## Your goal
For the data below, work out how many lines include the string "title" and report only the number.

........

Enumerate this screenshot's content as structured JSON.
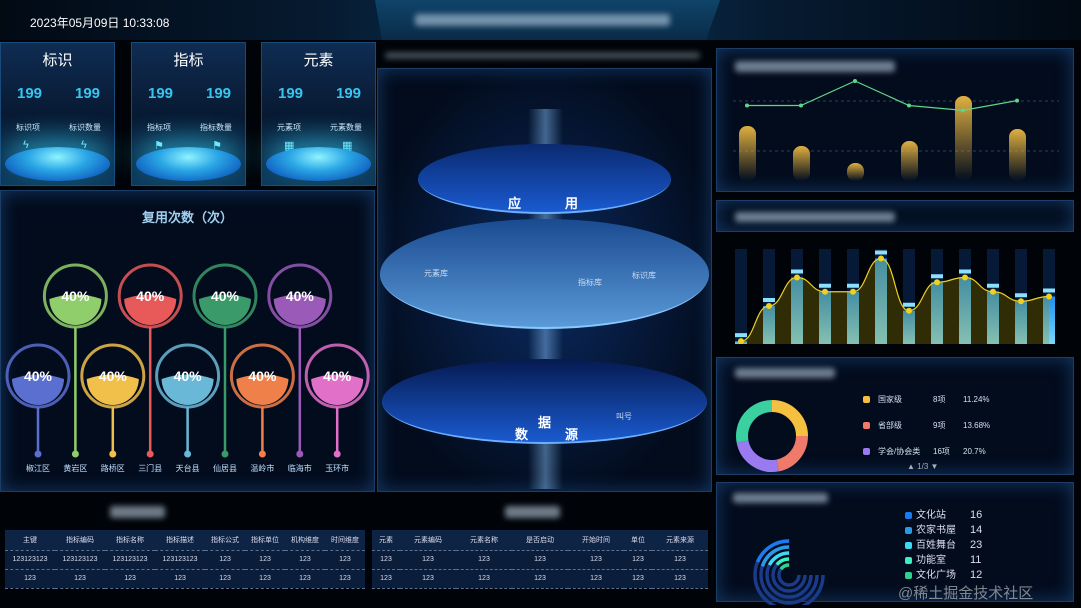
{
  "header": {
    "datetime": "2023年05月09日 10:33:08"
  },
  "cards": [
    {
      "title": "标识",
      "value1": "199",
      "value2": "199",
      "label1": "标识项",
      "label2": "标识数量",
      "icon": "lightning-icon",
      "glyph": "ϟ"
    },
    {
      "title": "指标",
      "value1": "199",
      "value2": "199",
      "label1": "指标项",
      "label2": "指标数量",
      "icon": "flag-icon",
      "glyph": "⚑"
    },
    {
      "title": "元素",
      "value1": "199",
      "value2": "199",
      "label1": "元素项",
      "label2": "元素数量",
      "icon": "grid-icon",
      "glyph": "▦"
    }
  ],
  "reuse": {
    "title": "复用次数（次）",
    "items": [
      {
        "name": "椒江区",
        "pct": "40%",
        "color": "#5b6fd0"
      },
      {
        "name": "黄岩区",
        "pct": "40%",
        "color": "#8fce6a"
      },
      {
        "name": "路桥区",
        "pct": "40%",
        "color": "#f0c04a"
      },
      {
        "name": "三门县",
        "pct": "40%",
        "color": "#e85a5a"
      },
      {
        "name": "天台县",
        "pct": "40%",
        "color": "#6ab8d8"
      },
      {
        "name": "仙居县",
        "pct": "40%",
        "color": "#3a9a6a"
      },
      {
        "name": "温岭市",
        "pct": "40%",
        "color": "#f0804a"
      },
      {
        "name": "临海市",
        "pct": "40%",
        "color": "#9a5ab8"
      },
      {
        "name": "玉环市",
        "pct": "40%",
        "color": "#e070c8"
      }
    ]
  },
  "center": {
    "top_layer": {
      "label_a": "应",
      "label_b": "用"
    },
    "mid_layer": {
      "items": [
        "元素库",
        "指标库",
        "标识库"
      ]
    },
    "bottom_layer": {
      "label_a": "数",
      "label_b": "据",
      "label_c": "源",
      "items": [
        "叫号"
      ]
    }
  },
  "table_left": {
    "headers": [
      "主键",
      "指标编码",
      "指标名称",
      "指标描述",
      "指标公式",
      "指标单位",
      "机构维度",
      "时间维度"
    ],
    "rows": [
      [
        "123123123",
        "123123123",
        "123123123",
        "123123123",
        "123",
        "123",
        "123",
        "123"
      ],
      [
        "123",
        "123",
        "123",
        "123",
        "123",
        "123",
        "123",
        "123"
      ]
    ]
  },
  "table_right": {
    "headers": [
      "元素",
      "元素编码",
      "元素名称",
      "是否启动",
      "开始时间",
      "单位",
      "元素来源"
    ],
    "rows": [
      [
        "123",
        "123",
        "123",
        "123",
        "123",
        "123",
        "123"
      ],
      [
        "123",
        "123",
        "123",
        "123",
        "123",
        "123",
        "123"
      ]
    ]
  },
  "chart_data": [
    {
      "type": "bar",
      "bar_values": [
        55,
        35,
        18,
        40,
        85,
        52
      ],
      "line_values": [
        75,
        75,
        100,
        75,
        70,
        80
      ],
      "bar_color": "#e0b040",
      "line_color": "#5ed68a",
      "grid": true
    },
    {
      "type": "bar",
      "values": [
        3,
        40,
        70,
        55,
        55,
        90,
        35,
        65,
        70,
        55,
        45,
        50
      ],
      "bar_color": "#2fa8f0",
      "line_color": "#f0d020",
      "grid": true
    }
  ],
  "levels": {
    "items": [
      {
        "name": "国家级",
        "count": "8项",
        "pct": "11.24%",
        "color": "#f5c040"
      },
      {
        "name": "省部级",
        "count": "9项",
        "pct": "13.68%",
        "color": "#f07a6a"
      },
      {
        "name": "学会/协会类",
        "count": "16项",
        "pct": "20.7%",
        "color": "#9a7af0"
      }
    ],
    "donut_colors": [
      "#f5c040",
      "#f07a6a",
      "#9a7af0",
      "#3ad0a0"
    ],
    "pager": "▲ 1/3 ▼"
  },
  "venues": {
    "items": [
      {
        "name": "文化站",
        "value": "16",
        "color": "#1a7af0"
      },
      {
        "name": "农家书屋",
        "value": "14",
        "color": "#2a9ae8"
      },
      {
        "name": "百姓舞台",
        "value": "23",
        "color": "#40d8f0"
      },
      {
        "name": "功能室",
        "value": "11",
        "color": "#3af0c0"
      },
      {
        "name": "文化广场",
        "value": "12",
        "color": "#30d090"
      }
    ]
  },
  "watermark": "@稀土掘金技术社区"
}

........

## The answer
4